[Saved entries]
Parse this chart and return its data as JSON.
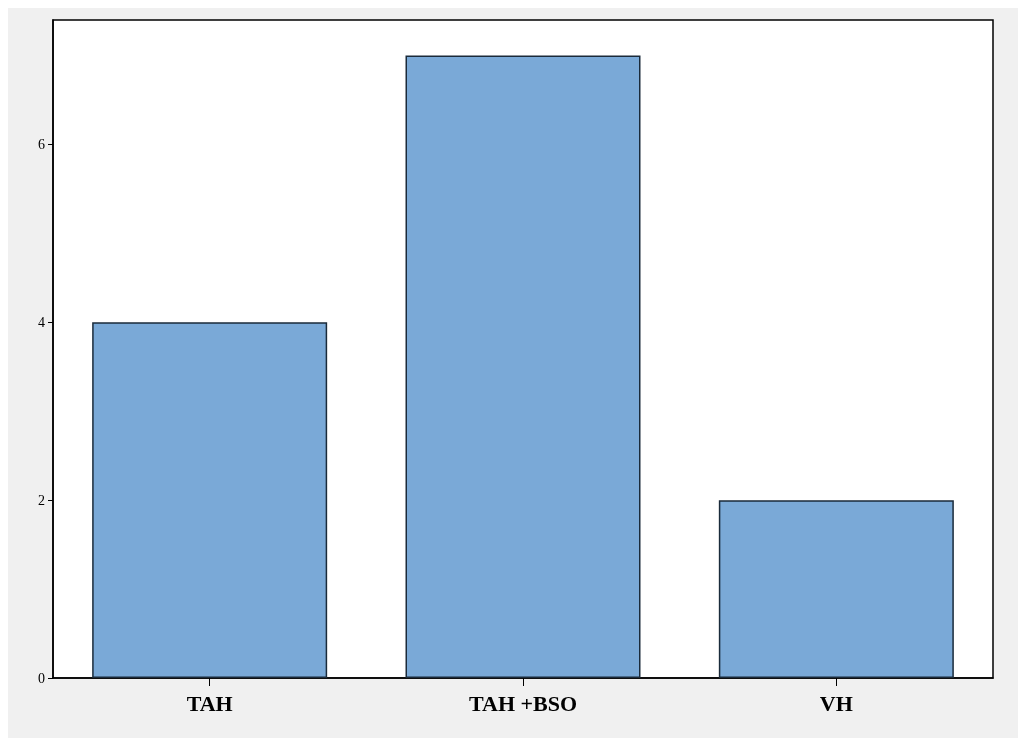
{
  "chart_data": {
    "type": "bar",
    "categories": [
      "TAH",
      "TAH +BSO",
      "VH"
    ],
    "values": [
      4,
      7,
      2
    ],
    "color": "#7aa9d7",
    "ylim": [
      0,
      7.4
    ],
    "yticks": [
      0,
      2,
      4,
      6
    ],
    "grid": false
  }
}
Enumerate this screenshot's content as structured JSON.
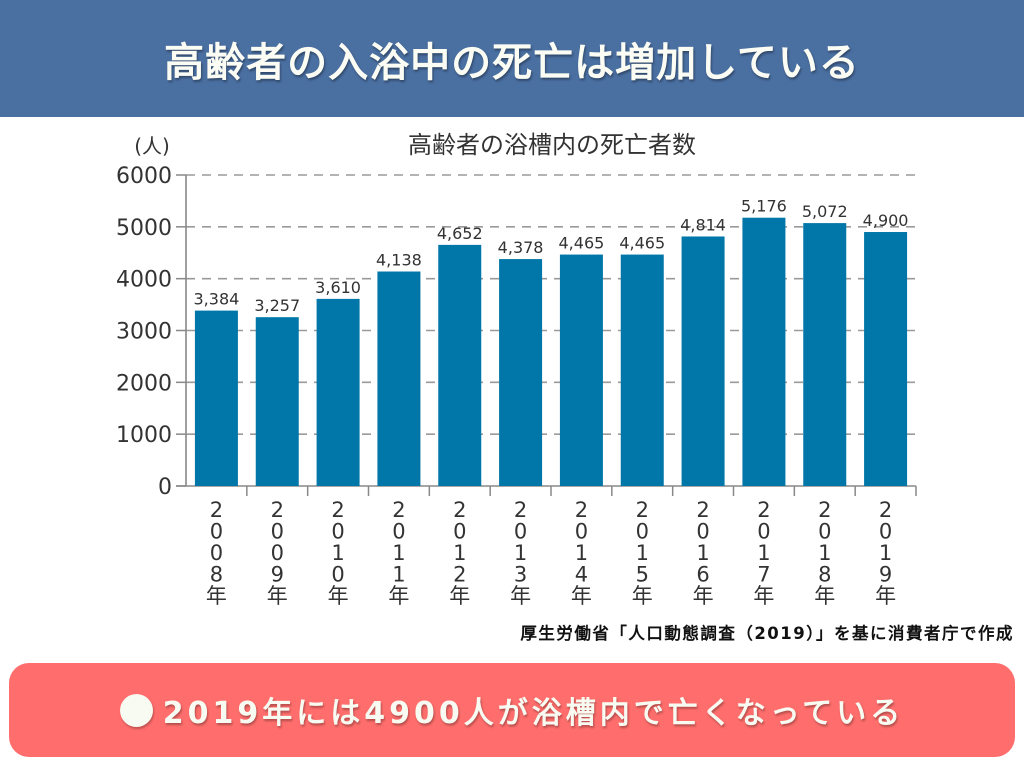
{
  "header": {
    "title": "高齢者の入浴中の死亡は増加している"
  },
  "chart_data": {
    "type": "bar",
    "title": "高齢者の浴槽内の死亡者数",
    "ylabel": "(人)",
    "xlabel": "",
    "ylim": [
      0,
      6000
    ],
    "yticks": [
      "0",
      "1000",
      "2000",
      "3000",
      "4000",
      "5000",
      "6000"
    ],
    "ytick_values": [
      0,
      1000,
      2000,
      3000,
      4000,
      5000,
      6000
    ],
    "grid": "dashed-horizontal",
    "categories": [
      "2008年",
      "2009年",
      "2010年",
      "2011年",
      "2012年",
      "2013年",
      "2014年",
      "2015年",
      "2016年",
      "2017年",
      "2018年",
      "2019年"
    ],
    "values": [
      3384,
      3257,
      3610,
      4138,
      4652,
      4378,
      4465,
      4465,
      4814,
      5176,
      5072,
      4900
    ],
    "value_labels": [
      "3,384",
      "3,257",
      "3,610",
      "4,138",
      "4,652",
      "4,378",
      "4,465",
      "4,465",
      "4,814",
      "5,176",
      "5,072",
      "4,900"
    ],
    "colors": {
      "bar": "#0077a8",
      "grid": "#9a9a9a",
      "axis": "#888888",
      "text": "#333333"
    }
  },
  "source": "厚生労働省「人口動態調査（2019）」を基に消費者庁で作成",
  "summary": {
    "text": "2019年には4900人が浴槽内で亡くなっている"
  }
}
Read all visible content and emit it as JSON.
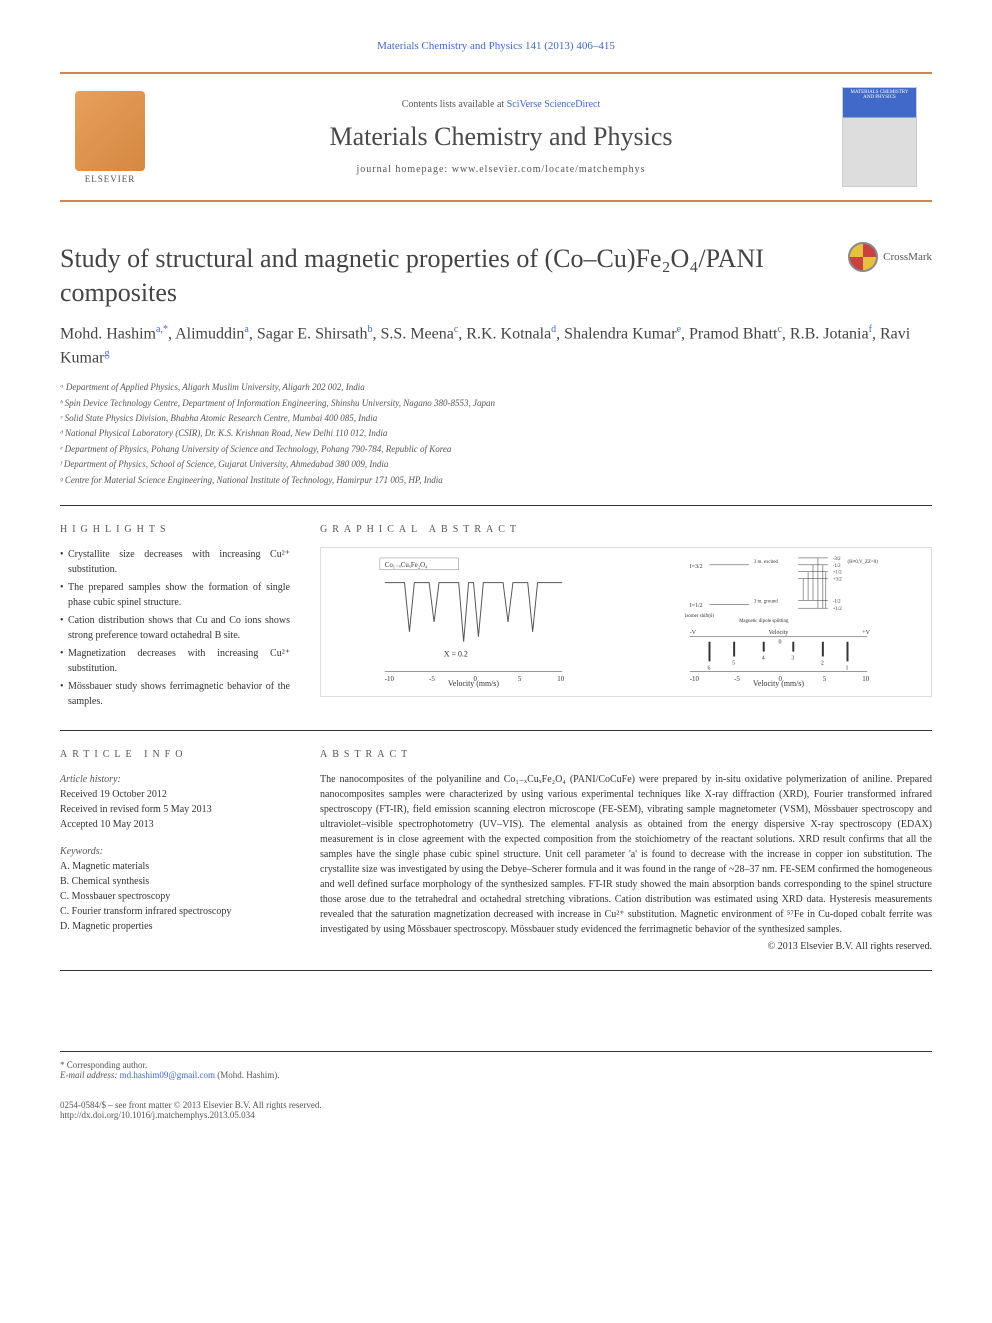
{
  "header": {
    "citation": "Materials Chemistry and Physics 141 (2013) 406–415",
    "contents_prefix": "Contents lists available at ",
    "contents_link": "SciVerse ScienceDirect",
    "journal_name": "Materials Chemistry and Physics",
    "homepage_prefix": "journal homepage: ",
    "homepage_url": "www.elsevier.com/locate/matchemphys",
    "publisher": "ELSEVIER",
    "cover_text": "MATERIALS CHEMISTRY AND PHYSICS"
  },
  "article": {
    "title": "Study of structural and magnetic properties of (Co–Cu)Fe₂O₄/PANI composites",
    "crossmark": "CrossMark",
    "authors_html": "Mohd. Hashim|a,*|, Alimuddin|a|, Sagar E. Shirsath|b|, S.S. Meena|c|, R.K. Kotnala|d|, Shalendra Kumar|e|, Pramod Bhatt|c|, R.B. Jotania|f|, Ravi Kumar|g|",
    "affiliations": [
      "ᵃ Department of Applied Physics, Aligarh Muslim University, Aligarh 202 002, India",
      "ᵇ Spin Device Technology Centre, Department of Information Engineering, Shinshu University, Nagano 380-8553, Japan",
      "ᶜ Solid State Physics Division, Bhabha Atomic Research Centre, Mumbai 400 085, India",
      "ᵈ National Physical Laboratory (CSIR), Dr. K.S. Krishnan Road, New Delhi 110 012, India",
      "ᵉ Department of Physics, Pohang University of Science and Technology, Pohang 790-784, Republic of Korea",
      "ᶠ Department of Physics, School of Science, Gujarat University, Ahmedabad 380 009, India",
      "ᵍ Centre for Material Science Engineering, National Institute of Technology, Hamirpur 171 005, HP, India"
    ]
  },
  "highlights": {
    "header": "HIGHLIGHTS",
    "items": [
      "Crystallite size decreases with increasing Cu²⁺ substitution.",
      "The prepared samples show the formation of single phase cubic spinel structure.",
      "Cation distribution shows that Cu and Co ions shows strong preference toward octahedral B site.",
      "Magnetization decreases with increasing Cu²⁺ substitution.",
      "Mössbauer study shows ferrimagnetic behavior of the samples."
    ]
  },
  "graphical_abstract": {
    "header": "GRAPHICAL ABSTRACT",
    "panel1": {
      "compound": "Co₁₋ₓCuₓFe₂O₄",
      "x_label": "X = 0.2",
      "xaxis_label": "Velocity (mm/s)",
      "xticks": [
        -10,
        -5,
        0,
        5,
        10
      ],
      "line_color": "#555555",
      "background": "#ffffff"
    },
    "panel2": {
      "xaxis_label": "Velocity (mm/s)",
      "xticks": [
        -10,
        -5,
        0,
        5,
        10
      ],
      "labels": [
        "I=3/2",
        "I=1/2",
        "Isomer shift (δ)",
        "3 m. ground",
        "3 m. excited",
        "Magnetic dipole splitting",
        "-V",
        "Velocity",
        "0",
        "+V"
      ],
      "transition_labels": [
        "-3/2",
        "-1/2",
        "+1/2",
        "+3/2",
        "-1/2",
        "+1/2"
      ],
      "eq_labels": [
        "(H ≠ 0, V_ZZ = 0)",
        "ΔEᴹ(e) = -g_eμ_N",
        "ΔEᴹ(g) = g_gμ_N"
      ],
      "numbers": [
        "1",
        "2",
        "3",
        "4",
        "5",
        "6"
      ],
      "line_color": "#555555"
    }
  },
  "article_info": {
    "header": "ARTICLE INFO",
    "history_label": "Article history:",
    "received": "Received 19 October 2012",
    "revised": "Received in revised form 5 May 2013",
    "accepted": "Accepted 10 May 2013",
    "keywords_label": "Keywords:",
    "keywords": [
      "A. Magnetic materials",
      "B. Chemical synthesis",
      "C. Mossbauer spectroscopy",
      "C. Fourier transform infrared spectroscopy",
      "D. Magnetic properties"
    ]
  },
  "abstract": {
    "header": "ABSTRACT",
    "text": "The nanocomposites of the polyaniline and Co₁₋ₓCuₓFe₂O₄ (PANI/CoCuFe) were prepared by in-situ oxidative polymerization of aniline. Prepared nanocomposites samples were characterized by using various experimental techniques like X-ray diffraction (XRD), Fourier transformed infrared spectroscopy (FT-IR), field emission scanning electron microscope (FE-SEM), vibrating sample magnetometer (VSM), Mössbauer spectroscopy and ultraviolet–visible spectrophotometry (UV–VIS). The elemental analysis as obtained from the energy dispersive X-ray spectroscopy (EDAX) measurement is in close agreement with the expected composition from the stoichiometry of the reactant solutions. XRD result confirms that all the samples have the single phase cubic spinel structure. Unit cell parameter 'a' is found to decrease with the increase in copper ion substitution. The crystallite size was investigated by using the Debye–Scherer formula and it was found in the range of ~28–37 nm. FE-SEM confirmed the homogeneous and well defined surface morphology of the synthesized samples. FT-IR study showed the main absorption bands corresponding to the spinel structure those arose due to the tetrahedral and octahedral stretching vibrations. Cation distribution was estimated using XRD data. Hysteresis measurements revealed that the saturation magnetization decreased with increase in Cu²⁺ substitution. Magnetic environment of ⁵⁷Fe in Cu-doped cobalt ferrite was investigated by using Mössbauer spectroscopy. Mössbauer study evidenced the ferrimagnetic behavior of the synthesized samples.",
    "copyright": "© 2013 Elsevier B.V. All rights reserved."
  },
  "footer": {
    "corresponding_label": "* Corresponding author.",
    "email_label": "E-mail address: ",
    "email": "md.hashim09@gmail.com",
    "email_suffix": " (Mohd. Hashim).",
    "front_matter": "0254-0584/$ – see front matter © 2013 Elsevier B.V. All rights reserved.",
    "doi": "http://dx.doi.org/10.1016/j.matchemphys.2013.05.034"
  },
  "colors": {
    "link": "#4169c9",
    "banner_border": "#d9824f",
    "text": "#333333",
    "muted": "#555555"
  }
}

INSTRUCTIONS TO FOLLOW: Restate the records above in full, word for word. Keep pictures out.

ANSWER TO THE PROBLEM:
Parse this chart and return its data as JSON.
{
  "chart_data": {
    "type": "bar",
    "categories": [
      "TAH",
      "TAH +BSO",
      "VH"
    ],
    "values": [
      4,
      7,
      2
    ],
    "color": "#7aa9d7",
    "ylim": [
      0,
      7.4
    ],
    "yticks": [
      0,
      2,
      4,
      6
    ],
    "grid": false
  }
}
Enumerate this screenshot's content as structured JSON.
{
  "header": {
    "title": "高齢者の入浴中の死亡は増加している"
  },
  "chart_data": {
    "type": "bar",
    "title": "高齢者の浴槽内の死亡者数",
    "ylabel": "(人)",
    "xlabel": "",
    "ylim": [
      0,
      6000
    ],
    "yticks": [
      "0",
      "1000",
      "2000",
      "3000",
      "4000",
      "5000",
      "6000"
    ],
    "ytick_values": [
      0,
      1000,
      2000,
      3000,
      4000,
      5000,
      6000
    ],
    "grid": "dashed-horizontal",
    "categories": [
      "2008年",
      "2009年",
      "2010年",
      "2011年",
      "2012年",
      "2013年",
      "2014年",
      "2015年",
      "2016年",
      "2017年",
      "2018年",
      "2019年"
    ],
    "values": [
      3384,
      3257,
      3610,
      4138,
      4652,
      4378,
      4465,
      4465,
      4814,
      5176,
      5072,
      4900
    ],
    "value_labels": [
      "3,384",
      "3,257",
      "3,610",
      "4,138",
      "4,652",
      "4,378",
      "4,465",
      "4,465",
      "4,814",
      "5,176",
      "5,072",
      "4,900"
    ],
    "colors": {
      "bar": "#0077a8",
      "grid": "#9a9a9a",
      "axis": "#888888",
      "text": "#333333"
    }
  },
  "source": "厚生労働省「人口動態調査（2019）」を基に消費者庁で作成",
  "summary": {
    "text": "2019年には4900人が浴槽内で亡くなっている"
  }
}
Read all visible content and emit it as JSON.
{
  "header": {
    "citation": "Materials Chemistry and Physics 141 (2013) 406–415",
    "contents_prefix": "Contents lists available at ",
    "contents_link": "SciVerse ScienceDirect",
    "journal_name": "Materials Chemistry and Physics",
    "homepage_prefix": "journal homepage: ",
    "homepage_url": "www.elsevier.com/locate/matchemphys",
    "publisher": "ELSEVIER",
    "cover_text": "MATERIALS CHEMISTRY AND PHYSICS"
  },
  "article": {
    "title": "Study of structural and magnetic properties of (Co–Cu)Fe₂O₄/PANI composites",
    "crossmark": "CrossMark",
    "authors_html": "Mohd. Hashim|a,*|, Alimuddin|a|, Sagar E. Shirsath|b|, S.S. Meena|c|, R.K. Kotnala|d|, Shalendra Kumar|e|, Pramod Bhatt|c|, R.B. Jotania|f|, Ravi Kumar|g|",
    "affiliations": [
      "ᵃ Department of Applied Physics, Aligarh Muslim University, Aligarh 202 002, India",
      "ᵇ Spin Device Technology Centre, Department of Information Engineering, Shinshu University, Nagano 380-8553, Japan",
      "ᶜ Solid State Physics Division, Bhabha Atomic Research Centre, Mumbai 400 085, India",
      "ᵈ National Physical Laboratory (CSIR), Dr. K.S. Krishnan Road, New Delhi 110 012, India",
      "ᵉ Department of Physics, Pohang University of Science and Technology, Pohang 790-784, Republic of Korea",
      "ᶠ Department of Physics, School of Science, Gujarat University, Ahmedabad 380 009, India",
      "ᵍ Centre for Material Science Engineering, National Institute of Technology, Hamirpur 171 005, HP, India"
    ]
  },
  "highlights": {
    "header": "HIGHLIGHTS",
    "items": [
      "Crystallite size decreases with increasing Cu²⁺ substitution.",
      "The prepared samples show the formation of single phase cubic spinel structure.",
      "Cation distribution shows that Cu and Co ions shows strong preference toward octahedral B site.",
      "Magnetization decreases with increasing Cu²⁺ substitution.",
      "Mössbauer study shows ferrimagnetic behavior of the samples."
    ]
  },
  "graphical_abstract": {
    "header": "GRAPHICAL ABSTRACT",
    "panel1": {
      "compound": "Co₁₋ₓCuₓFe₂O₄",
      "x_label": "X = 0.2",
      "xaxis_label": "Velocity (mm/s)",
      "xticks": [
        -10,
        -5,
        0,
        5,
        10
      ],
      "line_color": "#555555",
      "background": "#ffffff"
    },
    "panel2": {
      "xaxis_label": "Velocity (mm/s)",
      "xticks": [
        -10,
        -5,
        0,
        5,
        10
      ],
      "labels": [
        "I=3/2",
        "I=1/2",
        "Isomer shift (δ)",
        "3 m. ground",
        "3 m. excited",
        "Magnetic dipole splitting",
        "-V",
        "Velocity",
        "0",
        "+V"
      ],
      "transition_labels": [
        "-3/2",
        "-1/2",
        "+1/2",
        "+3/2",
        "-1/2",
        "+1/2"
      ],
      "eq_labels": [
        "(H ≠ 0, V_ZZ = 0)",
        "ΔEᴹ(e) = -g_eμ_N",
        "ΔEᴹ(g) = g_gμ_N"
      ],
      "numbers": [
        "1",
        "2",
        "3",
        "4",
        "5",
        "6"
      ],
      "line_color": "#555555"
    }
  },
  "article_info": {
    "header": "ARTICLE INFO",
    "history_label": "Article history:",
    "received": "Received 19 October 2012",
    "revised": "Received in revised form 5 May 2013",
    "accepted": "Accepted 10 May 2013",
    "keywords_label": "Keywords:",
    "keywords": [
      "A. Magnetic materials",
      "B. Chemical synthesis",
      "C. Mossbauer spectroscopy",
      "C. Fourier transform infrared spectroscopy",
      "D. Magnetic properties"
    ]
  },
  "abstract": {
    "header": "ABSTRACT",
    "text": "The nanocomposites of the polyaniline and Co₁₋ₓCuₓFe₂O₄ (PANI/CoCuFe) were prepared by in-situ oxidative polymerization of aniline. Prepared nanocomposites samples were characterized by using various experimental techniques like X-ray diffraction (XRD), Fourier transformed infrared spectroscopy (FT-IR), field emission scanning electron microscope (FE-SEM), vibrating sample magnetometer (VSM), Mössbauer spectroscopy and ultraviolet–visible spectrophotometry (UV–VIS). The elemental analysis as obtained from the energy dispersive X-ray spectroscopy (EDAX) measurement is in close agreement with the expected composition from the stoichiometry of the reactant solutions. XRD result confirms that all the samples have the single phase cubic spinel structure. Unit cell parameter 'a' is found to decrease with the increase in copper ion substitution. The crystallite size was investigated by using the Debye–Scherer formula and it was found in the range of ~28–37 nm. FE-SEM confirmed the homogeneous and well defined surface morphology of the synthesized samples. FT-IR study showed the main absorption bands corresponding to the spinel structure those arose due to the tetrahedral and octahedral stretching vibrations. Cation distribution was estimated using XRD data. Hysteresis measurements revealed that the saturation magnetization decreased with increase in Cu²⁺ substitution. Magnetic environment of ⁵⁷Fe in Cu-doped cobalt ferrite was investigated by using Mössbauer spectroscopy. Mössbauer study evidenced the ferrimagnetic behavior of the synthesized samples.",
    "copyright": "© 2013 Elsevier B.V. All rights reserved."
  },
  "footer": {
    "corresponding_label": "* Corresponding author.",
    "email_label": "E-mail address: ",
    "email": "md.hashim09@gmail.com",
    "email_suffix": " (Mohd. Hashim).",
    "front_matter": "0254-0584/$ – see front matter © 2013 Elsevier B.V. All rights reserved.",
    "doi": "http://dx.doi.org/10.1016/j.matchemphys.2013.05.034"
  },
  "colors": {
    "link": "#4169c9",
    "banner_border": "#d9824f",
    "text": "#333333",
    "muted": "#555555"
  }
}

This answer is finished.